*What you are asked to do*
Write out the material again word for word, dropping any images it holds.

*Records supplied*
☆ ☆ ☆

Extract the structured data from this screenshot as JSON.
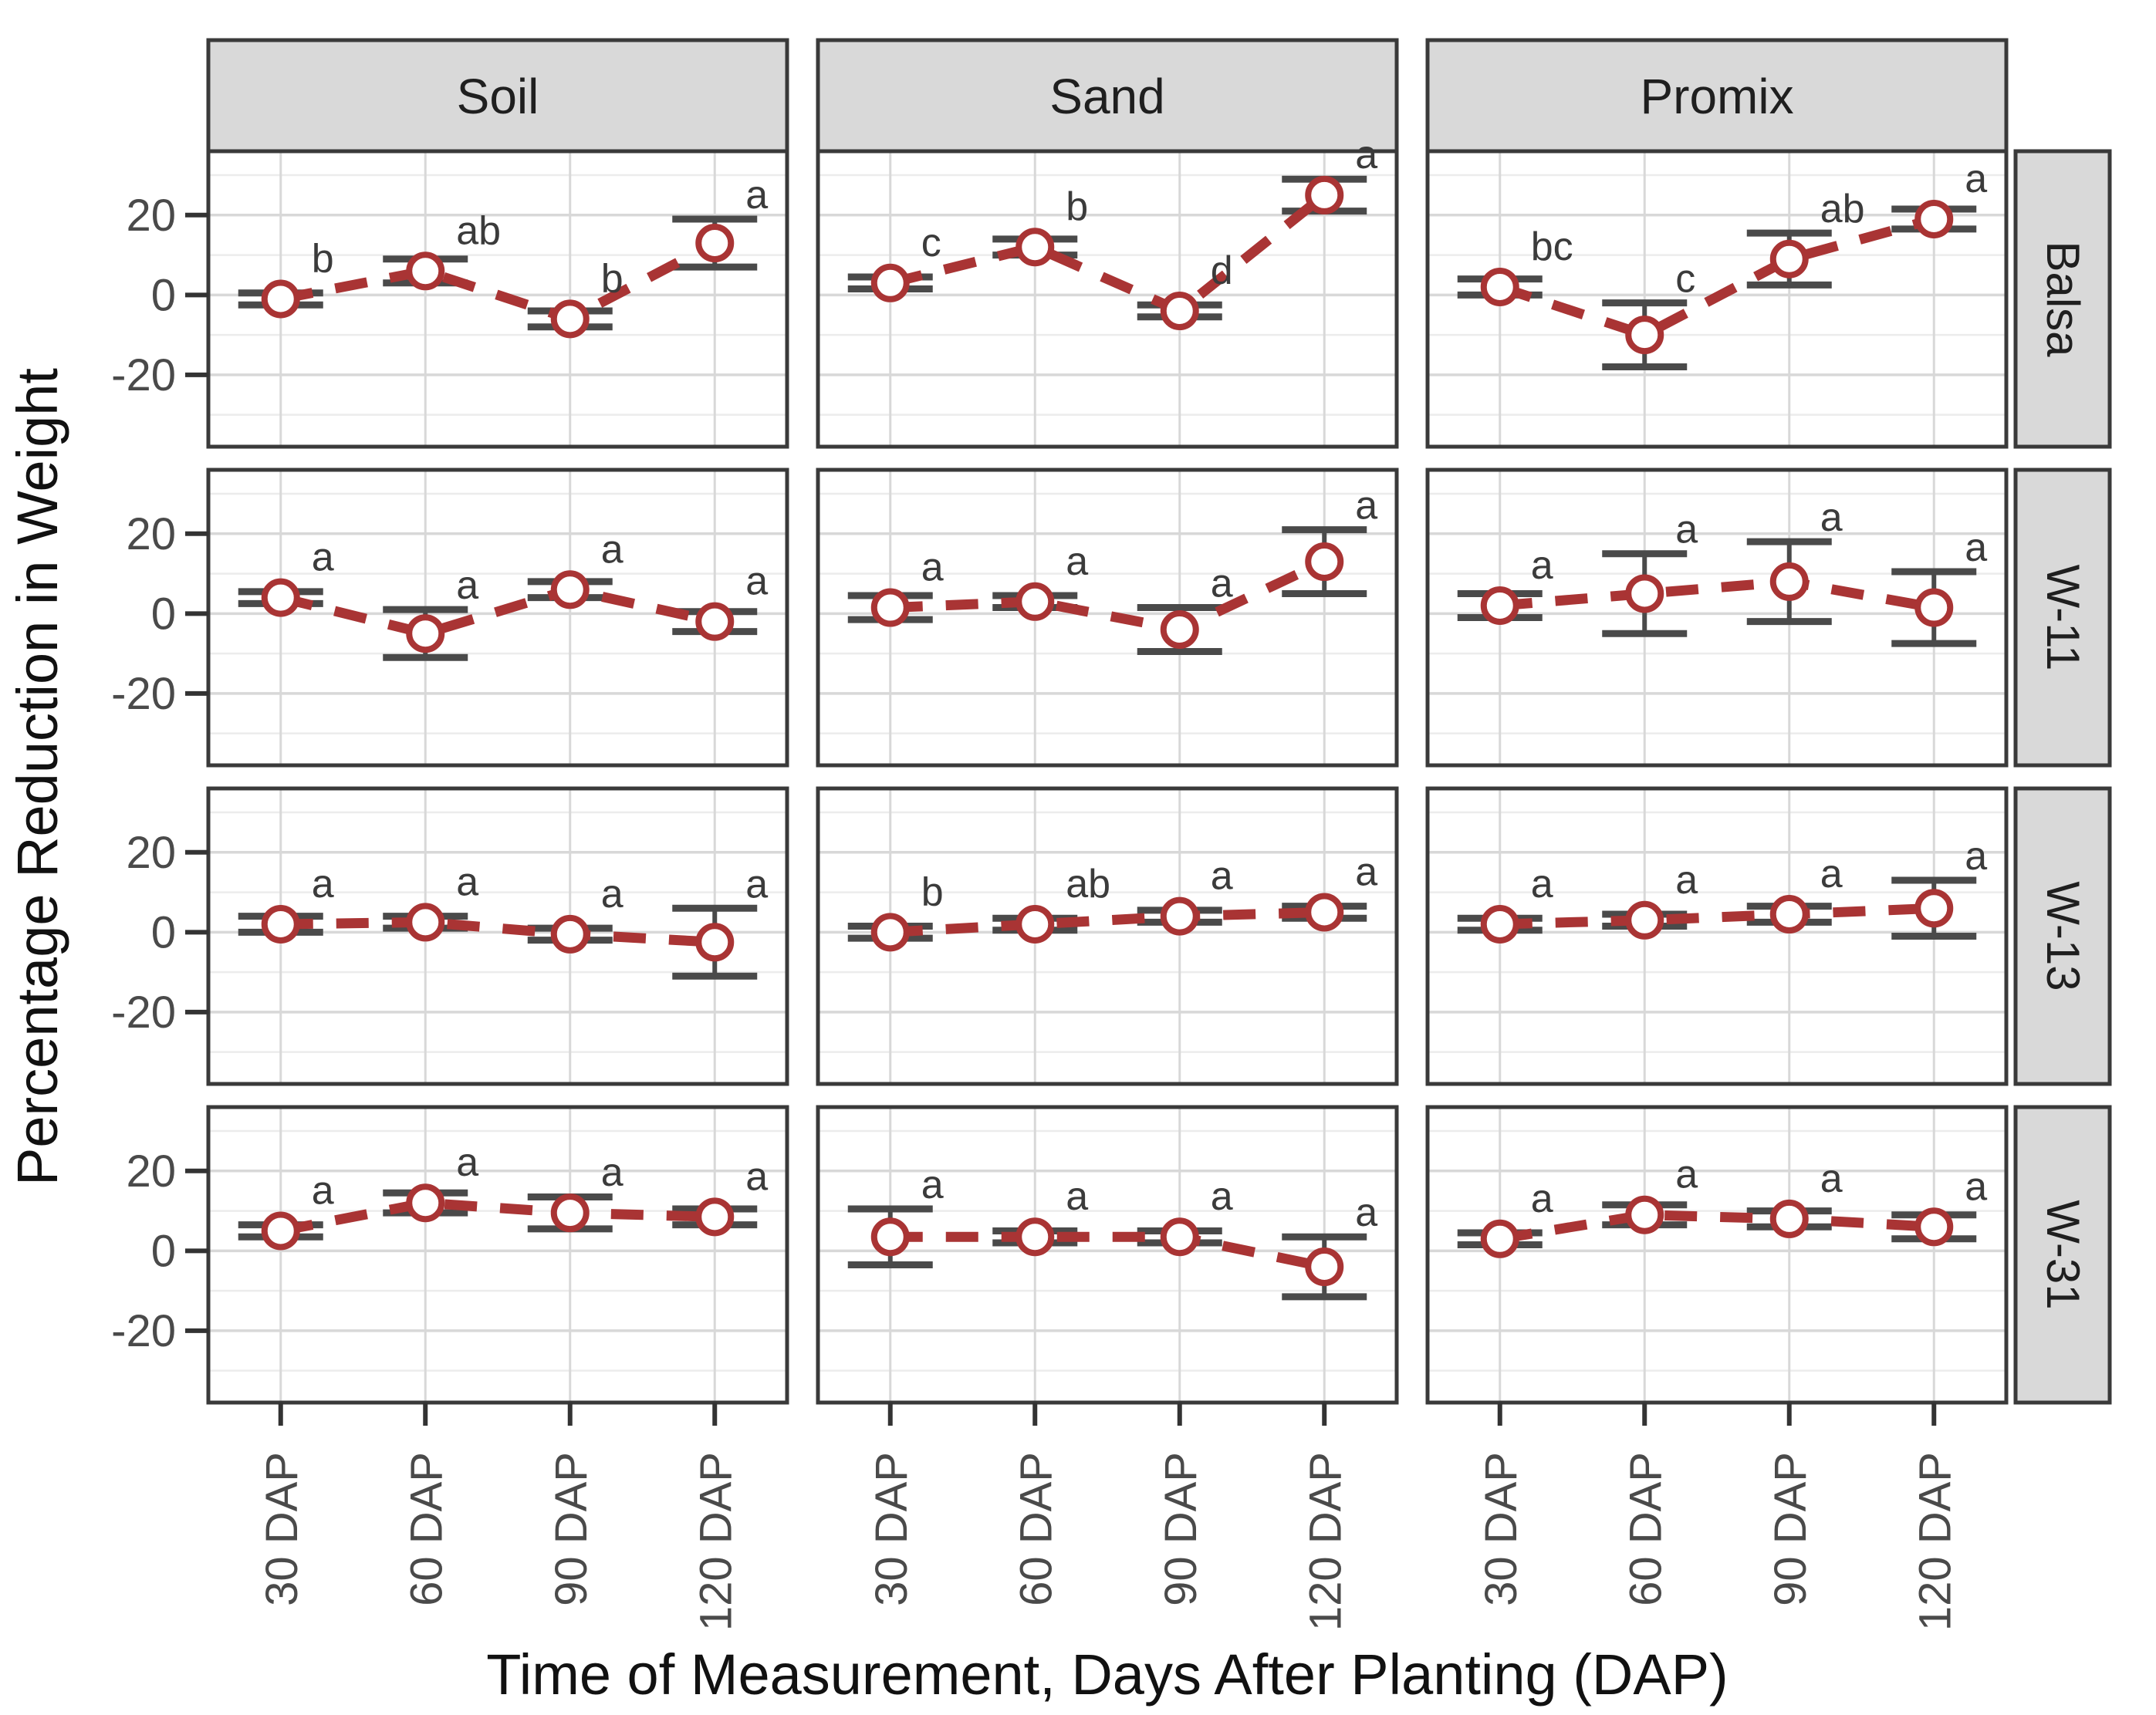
{
  "chart_data": {
    "type": "line",
    "title": "",
    "xlabel": "Time of Measurement, Days After Planting (DAP)",
    "ylabel": "Percentage Reduction in Weight",
    "x_categories": [
      "30 DAP",
      "60 DAP",
      "90 DAP",
      "120 DAP"
    ],
    "y_ticks": [
      20,
      0,
      -20
    ],
    "y_minor_gridlines": [
      30,
      10,
      -10,
      -30
    ],
    "ylim": [
      -38,
      36
    ],
    "grid": true,
    "legend": "none",
    "facet_grid": {
      "columns": [
        "Soil",
        "Sand",
        "Promix"
      ],
      "rows": [
        "Balsa",
        "W-11",
        "W-13",
        "W-31"
      ]
    },
    "panels": [
      {
        "row": "Balsa",
        "col": "Soil",
        "points": [
          {
            "x": "30 DAP",
            "y": -1,
            "err": 1.5,
            "letter": "b"
          },
          {
            "x": "60 DAP",
            "y": 6,
            "err": 3,
            "letter": "ab"
          },
          {
            "x": "90 DAP",
            "y": -6,
            "err": 2,
            "letter": "b"
          },
          {
            "x": "120 DAP",
            "y": 13,
            "err": 6,
            "letter": "a"
          }
        ]
      },
      {
        "row": "Balsa",
        "col": "Sand",
        "points": [
          {
            "x": "30 DAP",
            "y": 3,
            "err": 1.5,
            "letter": "c"
          },
          {
            "x": "60 DAP",
            "y": 12,
            "err": 2,
            "letter": "b"
          },
          {
            "x": "90 DAP",
            "y": -4,
            "err": 1.5,
            "letter": "d"
          },
          {
            "x": "120 DAP",
            "y": 25,
            "err": 4,
            "letter": "a"
          }
        ]
      },
      {
        "row": "Balsa",
        "col": "Promix",
        "points": [
          {
            "x": "30 DAP",
            "y": 2,
            "err": 2,
            "letter": "bc"
          },
          {
            "x": "60 DAP",
            "y": -10,
            "err": 8,
            "letter": "c"
          },
          {
            "x": "90 DAP",
            "y": 9,
            "err": 6.5,
            "letter": "ab"
          },
          {
            "x": "120 DAP",
            "y": 19,
            "err": 2.5,
            "letter": "a"
          }
        ]
      },
      {
        "row": "W-11",
        "col": "Soil",
        "points": [
          {
            "x": "30 DAP",
            "y": 4,
            "err": 1.5,
            "letter": "a"
          },
          {
            "x": "60 DAP",
            "y": -5,
            "err": 6,
            "letter": "a"
          },
          {
            "x": "90 DAP",
            "y": 6,
            "err": 2,
            "letter": "a"
          },
          {
            "x": "120 DAP",
            "y": -2,
            "err": 2.5,
            "letter": "a"
          }
        ]
      },
      {
        "row": "W-11",
        "col": "Sand",
        "points": [
          {
            "x": "30 DAP",
            "y": 1.5,
            "err": 3,
            "letter": "a"
          },
          {
            "x": "60 DAP",
            "y": 3,
            "err": 1.5,
            "letter": "a"
          },
          {
            "x": "90 DAP",
            "y": -4,
            "err": 5.5,
            "letter": "a"
          },
          {
            "x": "120 DAP",
            "y": 13,
            "err": 8,
            "letter": "a"
          }
        ]
      },
      {
        "row": "W-11",
        "col": "Promix",
        "points": [
          {
            "x": "30 DAP",
            "y": 2,
            "err": 3,
            "letter": "a"
          },
          {
            "x": "60 DAP",
            "y": 5,
            "err": 10,
            "letter": "a"
          },
          {
            "x": "90 DAP",
            "y": 8,
            "err": 10,
            "letter": "a"
          },
          {
            "x": "120 DAP",
            "y": 1.5,
            "err": 9,
            "letter": "a"
          }
        ]
      },
      {
        "row": "W-13",
        "col": "Soil",
        "points": [
          {
            "x": "30 DAP",
            "y": 2,
            "err": 2,
            "letter": "a"
          },
          {
            "x": "60 DAP",
            "y": 2.5,
            "err": 1.5,
            "letter": "a"
          },
          {
            "x": "90 DAP",
            "y": -0.5,
            "err": 1.5,
            "letter": "a"
          },
          {
            "x": "120 DAP",
            "y": -2.5,
            "err": 8.5,
            "letter": "a"
          }
        ]
      },
      {
        "row": "W-13",
        "col": "Sand",
        "points": [
          {
            "x": "30 DAP",
            "y": 0,
            "err": 1.5,
            "letter": "b"
          },
          {
            "x": "60 DAP",
            "y": 2,
            "err": 1.5,
            "letter": "ab"
          },
          {
            "x": "90 DAP",
            "y": 4,
            "err": 1.5,
            "letter": "a"
          },
          {
            "x": "120 DAP",
            "y": 5,
            "err": 1.5,
            "letter": "a"
          }
        ]
      },
      {
        "row": "W-13",
        "col": "Promix",
        "points": [
          {
            "x": "30 DAP",
            "y": 2,
            "err": 1.5,
            "letter": "a"
          },
          {
            "x": "60 DAP",
            "y": 3,
            "err": 1.5,
            "letter": "a"
          },
          {
            "x": "90 DAP",
            "y": 4.5,
            "err": 2,
            "letter": "a"
          },
          {
            "x": "120 DAP",
            "y": 6,
            "err": 7,
            "letter": "a"
          }
        ]
      },
      {
        "row": "W-31",
        "col": "Soil",
        "points": [
          {
            "x": "30 DAP",
            "y": 5,
            "err": 1.5,
            "letter": "a"
          },
          {
            "x": "60 DAP",
            "y": 12,
            "err": 2.5,
            "letter": "a"
          },
          {
            "x": "90 DAP",
            "y": 9.5,
            "err": 4,
            "letter": "a"
          },
          {
            "x": "120 DAP",
            "y": 8.5,
            "err": 2,
            "letter": "a"
          }
        ]
      },
      {
        "row": "W-31",
        "col": "Sand",
        "points": [
          {
            "x": "30 DAP",
            "y": 3.5,
            "err": 7,
            "letter": "a"
          },
          {
            "x": "60 DAP",
            "y": 3.5,
            "err": 1.5,
            "letter": "a"
          },
          {
            "x": "90 DAP",
            "y": 3.5,
            "err": 1.5,
            "letter": "a"
          },
          {
            "x": "120 DAP",
            "y": -4,
            "err": 7.5,
            "letter": "a"
          }
        ]
      },
      {
        "row": "W-31",
        "col": "Promix",
        "points": [
          {
            "x": "30 DAP",
            "y": 3,
            "err": 1.5,
            "letter": "a"
          },
          {
            "x": "60 DAP",
            "y": 9,
            "err": 2.5,
            "letter": "a"
          },
          {
            "x": "90 DAP",
            "y": 8,
            "err": 2,
            "letter": "a"
          },
          {
            "x": "120 DAP",
            "y": 6,
            "err": 3,
            "letter": "a"
          }
        ]
      }
    ],
    "style": {
      "line_color": "#a93434",
      "marker_color": "#a93434",
      "errorbar_color": "#4a4a4a",
      "letter_color": "#3b3b3b",
      "strip_fill": "#d9d9d9",
      "strip_text_color": "#1f1f1f",
      "border_color": "#3a3a3a",
      "grid_major_color": "#d8d8d8",
      "grid_minor_color": "#ececec",
      "tick_label_color": "#4a4a4a",
      "axis_title_color": "#111111",
      "background": "#ffffff"
    }
  }
}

☆ ☆ ☆

*The result*
Extract the structured data from this screenshot as JSON.
{
  "chart_data": {
    "type": "line",
    "title": "",
    "xlabel": "Time of Measurement, Days After Planting (DAP)",
    "ylabel": "Percentage Reduction in Weight",
    "x_categories": [
      "30 DAP",
      "60 DAP",
      "90 DAP",
      "120 DAP"
    ],
    "y_ticks": [
      20,
      0,
      -20
    ],
    "y_minor_gridlines": [
      30,
      10,
      -10,
      -30
    ],
    "ylim": [
      -38,
      36
    ],
    "grid": true,
    "legend": "none",
    "facet_grid": {
      "columns": [
        "Soil",
        "Sand",
        "Promix"
      ],
      "rows": [
        "Balsa",
        "W-11",
        "W-13",
        "W-31"
      ]
    },
    "panels": [
      {
        "row": "Balsa",
        "col": "Soil",
        "points": [
          {
            "x": "30 DAP",
            "y": -1,
            "err": 1.5,
            "letter": "b"
          },
          {
            "x": "60 DAP",
            "y": 6,
            "err": 3,
            "letter": "ab"
          },
          {
            "x": "90 DAP",
            "y": -6,
            "err": 2,
            "letter": "b"
          },
          {
            "x": "120 DAP",
            "y": 13,
            "err": 6,
            "letter": "a"
          }
        ]
      },
      {
        "row": "Balsa",
        "col": "Sand",
        "points": [
          {
            "x": "30 DAP",
            "y": 3,
            "err": 1.5,
            "letter": "c"
          },
          {
            "x": "60 DAP",
            "y": 12,
            "err": 2,
            "letter": "b"
          },
          {
            "x": "90 DAP",
            "y": -4,
            "err": 1.5,
            "letter": "d"
          },
          {
            "x": "120 DAP",
            "y": 25,
            "err": 4,
            "letter": "a"
          }
        ]
      },
      {
        "row": "Balsa",
        "col": "Promix",
        "points": [
          {
            "x": "30 DAP",
            "y": 2,
            "err": 2,
            "letter": "bc"
          },
          {
            "x": "60 DAP",
            "y": -10,
            "err": 8,
            "letter": "c"
          },
          {
            "x": "90 DAP",
            "y": 9,
            "err": 6.5,
            "letter": "ab"
          },
          {
            "x": "120 DAP",
            "y": 19,
            "err": 2.5,
            "letter": "a"
          }
        ]
      },
      {
        "row": "W-11",
        "col": "Soil",
        "points": [
          {
            "x": "30 DAP",
            "y": 4,
            "err": 1.5,
            "letter": "a"
          },
          {
            "x": "60 DAP",
            "y": -5,
            "err": 6,
            "letter": "a"
          },
          {
            "x": "90 DAP",
            "y": 6,
            "err": 2,
            "letter": "a"
          },
          {
            "x": "120 DAP",
            "y": -2,
            "err": 2.5,
            "letter": "a"
          }
        ]
      },
      {
        "row": "W-11",
        "col": "Sand",
        "points": [
          {
            "x": "30 DAP",
            "y": 1.5,
            "err": 3,
            "letter": "a"
          },
          {
            "x": "60 DAP",
            "y": 3,
            "err": 1.5,
            "letter": "a"
          },
          {
            "x": "90 DAP",
            "y": -4,
            "err": 5.5,
            "letter": "a"
          },
          {
            "x": "120 DAP",
            "y": 13,
            "err": 8,
            "letter": "a"
          }
        ]
      },
      {
        "row": "W-11",
        "col": "Promix",
        "points": [
          {
            "x": "30 DAP",
            "y": 2,
            "err": 3,
            "letter": "a"
          },
          {
            "x": "60 DAP",
            "y": 5,
            "err": 10,
            "letter": "a"
          },
          {
            "x": "90 DAP",
            "y": 8,
            "err": 10,
            "letter": "a"
          },
          {
            "x": "120 DAP",
            "y": 1.5,
            "err": 9,
            "letter": "a"
          }
        ]
      },
      {
        "row": "W-13",
        "col": "Soil",
        "points": [
          {
            "x": "30 DAP",
            "y": 2,
            "err": 2,
            "letter": "a"
          },
          {
            "x": "60 DAP",
            "y": 2.5,
            "err": 1.5,
            "letter": "a"
          },
          {
            "x": "90 DAP",
            "y": -0.5,
            "err": 1.5,
            "letter": "a"
          },
          {
            "x": "120 DAP",
            "y": -2.5,
            "err": 8.5,
            "letter": "a"
          }
        ]
      },
      {
        "row": "W-13",
        "col": "Sand",
        "points": [
          {
            "x": "30 DAP",
            "y": 0,
            "err": 1.5,
            "letter": "b"
          },
          {
            "x": "60 DAP",
            "y": 2,
            "err": 1.5,
            "letter": "ab"
          },
          {
            "x": "90 DAP",
            "y": 4,
            "err": 1.5,
            "letter": "a"
          },
          {
            "x": "120 DAP",
            "y": 5,
            "err": 1.5,
            "letter": "a"
          }
        ]
      },
      {
        "row": "W-13",
        "col": "Promix",
        "points": [
          {
            "x": "30 DAP",
            "y": 2,
            "err": 1.5,
            "letter": "a"
          },
          {
            "x": "60 DAP",
            "y": 3,
            "err": 1.5,
            "letter": "a"
          },
          {
            "x": "90 DAP",
            "y": 4.5,
            "err": 2,
            "letter": "a"
          },
          {
            "x": "120 DAP",
            "y": 6,
            "err": 7,
            "letter": "a"
          }
        ]
      },
      {
        "row": "W-31",
        "col": "Soil",
        "points": [
          {
            "x": "30 DAP",
            "y": 5,
            "err": 1.5,
            "letter": "a"
          },
          {
            "x": "60 DAP",
            "y": 12,
            "err": 2.5,
            "letter": "a"
          },
          {
            "x": "90 DAP",
            "y": 9.5,
            "err": 4,
            "letter": "a"
          },
          {
            "x": "120 DAP",
            "y": 8.5,
            "err": 2,
            "letter": "a"
          }
        ]
      },
      {
        "row": "W-31",
        "col": "Sand",
        "points": [
          {
            "x": "30 DAP",
            "y": 3.5,
            "err": 7,
            "letter": "a"
          },
          {
            "x": "60 DAP",
            "y": 3.5,
            "err": 1.5,
            "letter": "a"
          },
          {
            "x": "90 DAP",
            "y": 3.5,
            "err": 1.5,
            "letter": "a"
          },
          {
            "x": "120 DAP",
            "y": -4,
            "err": 7.5,
            "letter": "a"
          }
        ]
      },
      {
        "row": "W-31",
        "col": "Promix",
        "points": [
          {
            "x": "30 DAP",
            "y": 3,
            "err": 1.5,
            "letter": "a"
          },
          {
            "x": "60 DAP",
            "y": 9,
            "err": 2.5,
            "letter": "a"
          },
          {
            "x": "90 DAP",
            "y": 8,
            "err": 2,
            "letter": "a"
          },
          {
            "x": "120 DAP",
            "y": 6,
            "err": 3,
            "letter": "a"
          }
        ]
      }
    ],
    "style": {
      "line_color": "#a93434",
      "marker_color": "#a93434",
      "errorbar_color": "#4a4a4a",
      "letter_color": "#3b3b3b",
      "strip_fill": "#d9d9d9",
      "strip_text_color": "#1f1f1f",
      "border_color": "#3a3a3a",
      "grid_major_color": "#d8d8d8",
      "grid_minor_color": "#ececec",
      "tick_label_color": "#4a4a4a",
      "axis_title_color": "#111111",
      "background": "#ffffff"
    }
  }
}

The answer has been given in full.